__Task directions__:
Collect each line containing "Emitir".

__Given data__:
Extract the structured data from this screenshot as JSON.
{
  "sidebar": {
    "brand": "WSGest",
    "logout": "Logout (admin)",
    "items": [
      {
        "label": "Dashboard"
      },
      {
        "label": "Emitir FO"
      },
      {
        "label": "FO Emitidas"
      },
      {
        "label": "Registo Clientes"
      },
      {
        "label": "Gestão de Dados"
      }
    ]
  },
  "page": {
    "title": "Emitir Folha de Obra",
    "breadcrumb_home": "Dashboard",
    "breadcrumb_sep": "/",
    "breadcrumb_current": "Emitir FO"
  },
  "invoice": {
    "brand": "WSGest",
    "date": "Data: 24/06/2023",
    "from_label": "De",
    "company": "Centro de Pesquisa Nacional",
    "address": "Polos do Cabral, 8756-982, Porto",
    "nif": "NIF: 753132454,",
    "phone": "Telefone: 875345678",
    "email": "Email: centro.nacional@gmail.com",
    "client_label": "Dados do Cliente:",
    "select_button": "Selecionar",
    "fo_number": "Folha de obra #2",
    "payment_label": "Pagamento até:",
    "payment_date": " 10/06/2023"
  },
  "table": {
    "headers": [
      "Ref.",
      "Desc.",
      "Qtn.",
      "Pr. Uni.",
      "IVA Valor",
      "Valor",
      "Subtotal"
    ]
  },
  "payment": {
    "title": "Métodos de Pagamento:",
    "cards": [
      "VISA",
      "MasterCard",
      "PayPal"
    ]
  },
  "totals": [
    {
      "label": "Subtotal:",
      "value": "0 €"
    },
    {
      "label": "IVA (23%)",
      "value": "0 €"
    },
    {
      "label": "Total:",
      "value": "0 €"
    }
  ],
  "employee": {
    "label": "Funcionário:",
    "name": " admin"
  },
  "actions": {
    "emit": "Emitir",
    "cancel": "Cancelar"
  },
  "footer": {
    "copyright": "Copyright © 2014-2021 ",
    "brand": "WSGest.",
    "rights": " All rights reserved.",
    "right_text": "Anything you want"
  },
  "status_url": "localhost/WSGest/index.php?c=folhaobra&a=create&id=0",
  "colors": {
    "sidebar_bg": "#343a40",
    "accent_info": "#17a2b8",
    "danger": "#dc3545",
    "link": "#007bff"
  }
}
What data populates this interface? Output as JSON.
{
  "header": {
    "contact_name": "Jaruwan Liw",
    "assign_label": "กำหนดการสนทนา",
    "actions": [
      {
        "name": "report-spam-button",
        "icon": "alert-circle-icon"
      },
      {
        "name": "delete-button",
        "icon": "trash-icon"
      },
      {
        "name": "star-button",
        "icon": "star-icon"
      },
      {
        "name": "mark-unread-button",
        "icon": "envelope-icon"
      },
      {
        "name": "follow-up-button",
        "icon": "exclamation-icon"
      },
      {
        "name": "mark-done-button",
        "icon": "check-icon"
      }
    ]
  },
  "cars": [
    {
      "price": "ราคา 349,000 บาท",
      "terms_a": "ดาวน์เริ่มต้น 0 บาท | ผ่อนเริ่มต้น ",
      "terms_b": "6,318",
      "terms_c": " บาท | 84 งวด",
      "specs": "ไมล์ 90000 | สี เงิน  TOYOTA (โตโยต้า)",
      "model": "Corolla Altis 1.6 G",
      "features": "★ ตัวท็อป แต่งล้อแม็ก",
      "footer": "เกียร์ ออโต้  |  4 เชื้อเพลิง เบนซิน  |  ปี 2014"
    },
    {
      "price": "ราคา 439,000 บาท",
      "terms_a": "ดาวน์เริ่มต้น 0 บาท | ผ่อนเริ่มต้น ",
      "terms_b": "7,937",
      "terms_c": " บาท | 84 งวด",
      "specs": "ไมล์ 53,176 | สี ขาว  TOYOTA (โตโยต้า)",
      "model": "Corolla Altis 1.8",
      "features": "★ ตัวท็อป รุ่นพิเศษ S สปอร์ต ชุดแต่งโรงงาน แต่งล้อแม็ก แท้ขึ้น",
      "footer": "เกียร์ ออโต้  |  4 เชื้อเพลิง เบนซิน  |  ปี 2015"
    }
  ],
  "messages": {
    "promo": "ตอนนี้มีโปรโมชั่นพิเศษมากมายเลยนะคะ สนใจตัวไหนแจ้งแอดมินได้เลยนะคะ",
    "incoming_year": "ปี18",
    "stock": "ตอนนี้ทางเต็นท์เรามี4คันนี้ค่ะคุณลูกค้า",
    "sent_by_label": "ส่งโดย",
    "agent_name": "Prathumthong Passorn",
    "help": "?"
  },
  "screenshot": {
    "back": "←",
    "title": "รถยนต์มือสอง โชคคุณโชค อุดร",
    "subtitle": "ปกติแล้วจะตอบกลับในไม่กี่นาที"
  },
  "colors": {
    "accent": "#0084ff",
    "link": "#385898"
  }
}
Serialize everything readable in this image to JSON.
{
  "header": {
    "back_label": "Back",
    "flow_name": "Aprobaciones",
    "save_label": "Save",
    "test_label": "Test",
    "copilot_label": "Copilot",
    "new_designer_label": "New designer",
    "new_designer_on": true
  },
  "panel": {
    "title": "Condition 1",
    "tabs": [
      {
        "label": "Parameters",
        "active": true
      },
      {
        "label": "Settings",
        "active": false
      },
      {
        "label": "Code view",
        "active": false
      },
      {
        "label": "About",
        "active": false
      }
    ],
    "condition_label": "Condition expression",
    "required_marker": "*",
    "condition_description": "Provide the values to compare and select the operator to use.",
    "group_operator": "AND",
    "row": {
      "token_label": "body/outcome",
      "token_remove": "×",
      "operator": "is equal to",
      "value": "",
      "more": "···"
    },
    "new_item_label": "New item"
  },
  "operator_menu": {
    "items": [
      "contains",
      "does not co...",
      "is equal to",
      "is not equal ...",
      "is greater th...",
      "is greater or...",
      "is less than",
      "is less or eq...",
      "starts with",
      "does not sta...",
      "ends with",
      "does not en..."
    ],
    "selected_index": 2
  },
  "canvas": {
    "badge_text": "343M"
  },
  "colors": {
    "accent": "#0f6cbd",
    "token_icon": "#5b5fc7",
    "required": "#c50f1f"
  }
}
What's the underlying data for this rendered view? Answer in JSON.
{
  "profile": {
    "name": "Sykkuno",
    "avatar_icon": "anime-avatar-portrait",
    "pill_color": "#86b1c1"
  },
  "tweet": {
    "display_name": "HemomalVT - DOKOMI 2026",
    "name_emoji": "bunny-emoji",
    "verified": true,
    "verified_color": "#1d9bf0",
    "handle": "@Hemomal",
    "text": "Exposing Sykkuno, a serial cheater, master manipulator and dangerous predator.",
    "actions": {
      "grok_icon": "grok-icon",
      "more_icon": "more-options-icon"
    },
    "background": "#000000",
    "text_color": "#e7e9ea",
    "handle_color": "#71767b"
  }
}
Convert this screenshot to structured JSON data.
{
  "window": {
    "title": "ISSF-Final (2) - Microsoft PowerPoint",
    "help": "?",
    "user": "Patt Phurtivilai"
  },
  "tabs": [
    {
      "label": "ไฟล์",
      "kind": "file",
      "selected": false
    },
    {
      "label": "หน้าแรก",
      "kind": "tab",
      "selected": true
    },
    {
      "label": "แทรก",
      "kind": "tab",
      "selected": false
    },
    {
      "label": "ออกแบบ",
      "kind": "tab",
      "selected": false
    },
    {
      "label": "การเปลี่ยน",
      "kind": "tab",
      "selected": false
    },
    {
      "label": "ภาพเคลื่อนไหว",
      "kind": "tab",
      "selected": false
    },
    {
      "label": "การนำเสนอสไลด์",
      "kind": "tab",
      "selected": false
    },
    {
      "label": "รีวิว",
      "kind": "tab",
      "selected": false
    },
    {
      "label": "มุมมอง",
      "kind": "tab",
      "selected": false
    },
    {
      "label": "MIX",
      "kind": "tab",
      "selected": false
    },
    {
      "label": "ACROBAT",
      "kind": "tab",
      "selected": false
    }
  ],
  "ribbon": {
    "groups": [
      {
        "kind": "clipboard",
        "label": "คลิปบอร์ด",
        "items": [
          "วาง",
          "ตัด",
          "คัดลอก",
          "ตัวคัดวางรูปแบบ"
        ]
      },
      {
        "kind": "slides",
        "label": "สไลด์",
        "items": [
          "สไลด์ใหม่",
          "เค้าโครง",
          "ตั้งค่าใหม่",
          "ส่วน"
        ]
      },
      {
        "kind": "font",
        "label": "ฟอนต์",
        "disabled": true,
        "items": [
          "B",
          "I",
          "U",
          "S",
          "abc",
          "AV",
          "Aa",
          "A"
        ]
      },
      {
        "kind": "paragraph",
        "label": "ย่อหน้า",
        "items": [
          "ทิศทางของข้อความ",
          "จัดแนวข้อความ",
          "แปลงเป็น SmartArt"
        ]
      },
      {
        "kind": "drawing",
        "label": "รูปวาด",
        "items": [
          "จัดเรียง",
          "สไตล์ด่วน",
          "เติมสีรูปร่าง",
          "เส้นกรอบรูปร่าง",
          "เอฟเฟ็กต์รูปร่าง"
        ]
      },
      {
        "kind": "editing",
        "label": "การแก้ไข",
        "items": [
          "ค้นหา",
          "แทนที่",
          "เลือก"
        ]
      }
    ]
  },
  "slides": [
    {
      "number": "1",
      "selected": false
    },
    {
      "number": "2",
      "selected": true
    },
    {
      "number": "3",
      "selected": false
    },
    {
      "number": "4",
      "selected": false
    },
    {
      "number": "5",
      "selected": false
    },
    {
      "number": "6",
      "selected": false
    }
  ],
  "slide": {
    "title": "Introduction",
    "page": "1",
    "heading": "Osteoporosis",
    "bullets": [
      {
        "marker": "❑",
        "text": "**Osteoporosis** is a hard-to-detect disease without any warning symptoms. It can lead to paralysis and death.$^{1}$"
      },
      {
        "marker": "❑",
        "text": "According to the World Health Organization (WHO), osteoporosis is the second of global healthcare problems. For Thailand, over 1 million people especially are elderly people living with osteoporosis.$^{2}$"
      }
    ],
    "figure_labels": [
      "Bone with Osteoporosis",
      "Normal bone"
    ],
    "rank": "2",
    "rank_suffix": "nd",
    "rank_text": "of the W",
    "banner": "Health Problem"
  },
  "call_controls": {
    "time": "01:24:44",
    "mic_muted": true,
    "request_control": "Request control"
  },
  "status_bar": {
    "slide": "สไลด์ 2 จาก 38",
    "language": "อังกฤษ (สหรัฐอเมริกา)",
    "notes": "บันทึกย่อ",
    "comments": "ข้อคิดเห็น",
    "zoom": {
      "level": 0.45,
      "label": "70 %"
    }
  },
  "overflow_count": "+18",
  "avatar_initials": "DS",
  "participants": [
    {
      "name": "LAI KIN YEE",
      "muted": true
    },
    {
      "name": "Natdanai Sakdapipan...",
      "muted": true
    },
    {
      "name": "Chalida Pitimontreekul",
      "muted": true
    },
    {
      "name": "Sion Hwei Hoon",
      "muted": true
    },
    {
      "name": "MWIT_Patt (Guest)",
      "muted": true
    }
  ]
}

__Task response__:
        "label": "Emitir FO"
    "title": "Emitir Folha de Obra",
    "breadcrumb_current": "Emitir FO"
    "emit": "Emitir",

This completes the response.